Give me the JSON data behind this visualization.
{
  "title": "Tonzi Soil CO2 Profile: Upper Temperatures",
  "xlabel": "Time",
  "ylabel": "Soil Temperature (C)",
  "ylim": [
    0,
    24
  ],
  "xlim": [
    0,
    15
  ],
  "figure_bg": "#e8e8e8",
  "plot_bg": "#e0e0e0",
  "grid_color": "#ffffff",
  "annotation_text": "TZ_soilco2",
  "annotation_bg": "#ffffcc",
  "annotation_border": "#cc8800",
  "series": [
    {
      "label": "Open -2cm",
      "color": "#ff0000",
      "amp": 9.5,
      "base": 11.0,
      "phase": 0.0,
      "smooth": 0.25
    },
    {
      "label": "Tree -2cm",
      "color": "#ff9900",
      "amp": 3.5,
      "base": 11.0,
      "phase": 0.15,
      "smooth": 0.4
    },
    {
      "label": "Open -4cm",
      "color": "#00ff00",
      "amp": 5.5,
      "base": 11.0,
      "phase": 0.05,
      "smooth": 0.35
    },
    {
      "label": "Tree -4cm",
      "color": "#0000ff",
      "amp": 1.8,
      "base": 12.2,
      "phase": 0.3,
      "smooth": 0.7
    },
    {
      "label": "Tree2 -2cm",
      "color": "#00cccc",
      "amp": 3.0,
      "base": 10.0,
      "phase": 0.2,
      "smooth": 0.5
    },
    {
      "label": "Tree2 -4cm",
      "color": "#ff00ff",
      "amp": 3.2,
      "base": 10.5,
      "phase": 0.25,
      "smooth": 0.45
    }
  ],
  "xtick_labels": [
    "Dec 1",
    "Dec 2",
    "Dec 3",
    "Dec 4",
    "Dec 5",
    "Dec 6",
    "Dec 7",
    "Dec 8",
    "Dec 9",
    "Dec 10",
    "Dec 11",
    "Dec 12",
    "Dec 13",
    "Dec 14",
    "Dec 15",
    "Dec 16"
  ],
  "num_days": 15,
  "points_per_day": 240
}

::::::::::

Problem details: Return the lines above exactly, keeping every word.

Answer to the problem:
Give me the JSON data behind this visualization.
{
  "title": "Tonzi Soil CO2 Profile: Upper Temperatures",
  "xlabel": "Time",
  "ylabel": "Soil Temperature (C)",
  "ylim": [
    0,
    24
  ],
  "xlim": [
    0,
    15
  ],
  "figure_bg": "#e8e8e8",
  "plot_bg": "#e0e0e0",
  "grid_color": "#ffffff",
  "annotation_text": "TZ_soilco2",
  "annotation_bg": "#ffffcc",
  "annotation_border": "#cc8800",
  "series": [
    {
      "label": "Open -2cm",
      "color": "#ff0000",
      "amp": 9.5,
      "base": 11.0,
      "phase": 0.0,
      "smooth": 0.25
    },
    {
      "label": "Tree -2cm",
      "color": "#ff9900",
      "amp": 3.5,
      "base": 11.0,
      "phase": 0.15,
      "smooth": 0.4
    },
    {
      "label": "Open -4cm",
      "color": "#00ff00",
      "amp": 5.5,
      "base": 11.0,
      "phase": 0.05,
      "smooth": 0.35
    },
    {
      "label": "Tree -4cm",
      "color": "#0000ff",
      "amp": 1.8,
      "base": 12.2,
      "phase": 0.3,
      "smooth": 0.7
    },
    {
      "label": "Tree2 -2cm",
      "color": "#00cccc",
      "amp": 3.0,
      "base": 10.0,
      "phase": 0.2,
      "smooth": 0.5
    },
    {
      "label": "Tree2 -4cm",
      "color": "#ff00ff",
      "amp": 3.2,
      "base": 10.5,
      "phase": 0.25,
      "smooth": 0.45
    }
  ],
  "xtick_labels": [
    "Dec 1",
    "Dec 2",
    "Dec 3",
    "Dec 4",
    "Dec 5",
    "Dec 6",
    "Dec 7",
    "Dec 8",
    "Dec 9",
    "Dec 10",
    "Dec 11",
    "Dec 12",
    "Dec 13",
    "Dec 14",
    "Dec 15",
    "Dec 16"
  ],
  "num_days": 15,
  "points_per_day": 240
}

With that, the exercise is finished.